What the task requires:
In this exercise, return the whole listing exactly, excluding any images.

-- Begin --

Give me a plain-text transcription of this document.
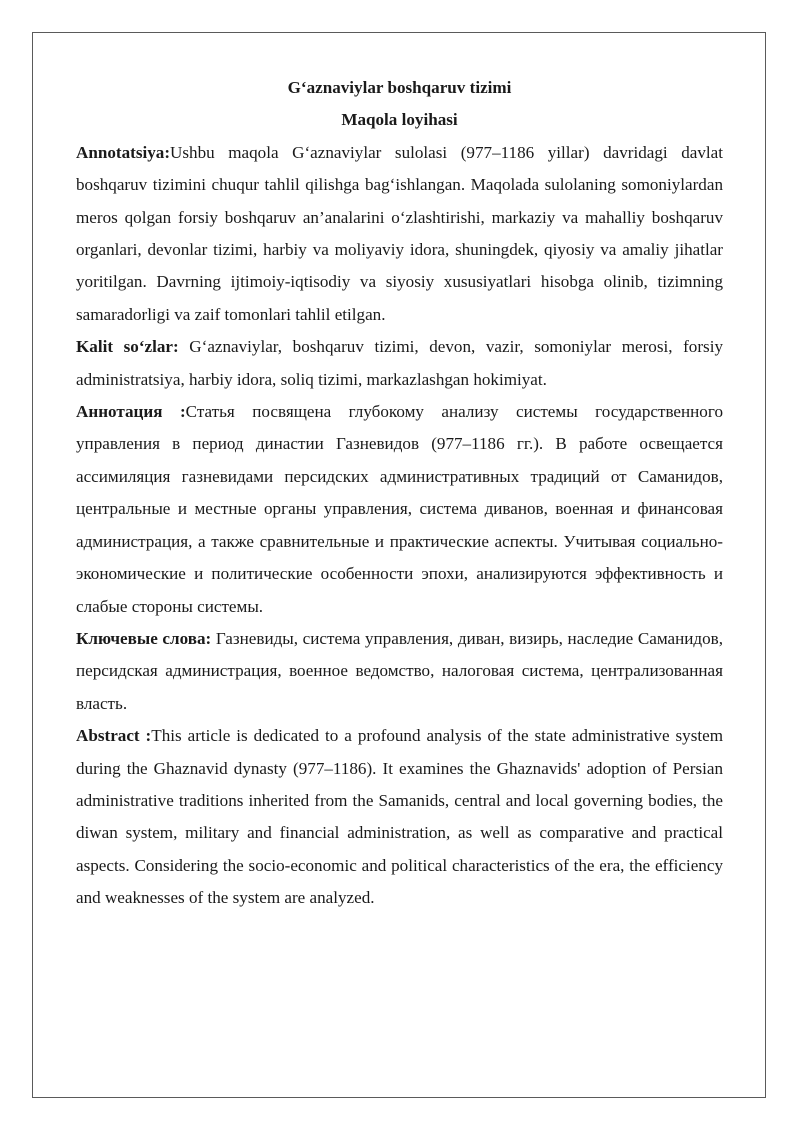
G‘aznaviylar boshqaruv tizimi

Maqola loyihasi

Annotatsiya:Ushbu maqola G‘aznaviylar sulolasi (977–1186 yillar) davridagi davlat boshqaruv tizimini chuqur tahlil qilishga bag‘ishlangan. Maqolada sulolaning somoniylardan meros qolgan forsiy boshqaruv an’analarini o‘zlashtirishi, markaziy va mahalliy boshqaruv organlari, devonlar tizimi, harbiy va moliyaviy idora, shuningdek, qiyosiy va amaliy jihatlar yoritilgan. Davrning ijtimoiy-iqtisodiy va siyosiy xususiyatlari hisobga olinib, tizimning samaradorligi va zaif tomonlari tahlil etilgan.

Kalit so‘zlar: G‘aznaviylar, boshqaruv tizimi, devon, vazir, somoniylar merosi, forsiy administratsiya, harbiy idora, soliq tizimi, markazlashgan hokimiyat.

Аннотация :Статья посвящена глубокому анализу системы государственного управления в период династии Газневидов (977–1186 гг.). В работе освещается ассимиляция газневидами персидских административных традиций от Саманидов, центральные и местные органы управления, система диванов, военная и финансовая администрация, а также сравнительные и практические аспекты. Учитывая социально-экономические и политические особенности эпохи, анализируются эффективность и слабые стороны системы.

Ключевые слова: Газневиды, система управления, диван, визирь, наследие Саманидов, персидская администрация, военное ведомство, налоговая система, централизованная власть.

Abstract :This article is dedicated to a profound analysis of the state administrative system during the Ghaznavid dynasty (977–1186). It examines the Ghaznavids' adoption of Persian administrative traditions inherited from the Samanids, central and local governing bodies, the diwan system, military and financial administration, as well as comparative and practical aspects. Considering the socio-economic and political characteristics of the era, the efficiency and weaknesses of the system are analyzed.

-- End --

Completed task:
Give me a plain-text transcription of this document.
G‘aznaviylar boshqaruv tizimi

Maqola loyihasi

Annotatsiya:Ushbu maqola G‘aznaviylar sulolasi (977–1186 yillar) davridagi davlat boshqaruv tizimini chuqur tahlil qilishga bag‘ishlangan. Maqolada sulolaning somoniylardan meros qolgan forsiy boshqaruv an’analarini o‘zlashtirishi, markaziy va mahalliy boshqaruv organlari, devonlar tizimi, harbiy va moliyaviy idora, shuningdek, qiyosiy va amaliy jihatlar yoritilgan. Davrning ijtimoiy-iqtisodiy va siyosiy xususiyatlari hisobga olinib, tizimning samaradorligi va zaif tomonlari tahlil etilgan.

Kalit so‘zlar: G‘aznaviylar, boshqaruv tizimi, devon, vazir, somoniylar merosi, forsiy administratsiya, harbiy idora, soliq tizimi, markazlashgan hokimiyat.

Аннотация :Статья посвящена глубокому анализу системы государственного управления в период династии Газневидов (977–1186 гг.). В работе освещается ассимиляция газневидами персидских административных традиций от Саманидов, центральные и местные органы управления, система диванов, военная и финансовая администрация, а также сравнительные и практические аспекты. Учитывая социально-экономические и политические особенности эпохи, анализируются эффективность и слабые стороны системы.

Ключевые слова: Газневиды, система управления, диван, визирь, наследие Саманидов, персидская администрация, военное ведомство, налоговая система, централизованная власть.

Abstract :This article is dedicated to a profound analysis of the state administrative system during the Ghaznavid dynasty (977–1186). It examines the Ghaznavids' adoption of Persian administrative traditions inherited from the Samanids, central and local governing bodies, the diwan system, military and financial administration, as well as comparative and practical aspects. Considering the socio-economic and political characteristics of the era, the efficiency and weaknesses of the system are analyzed.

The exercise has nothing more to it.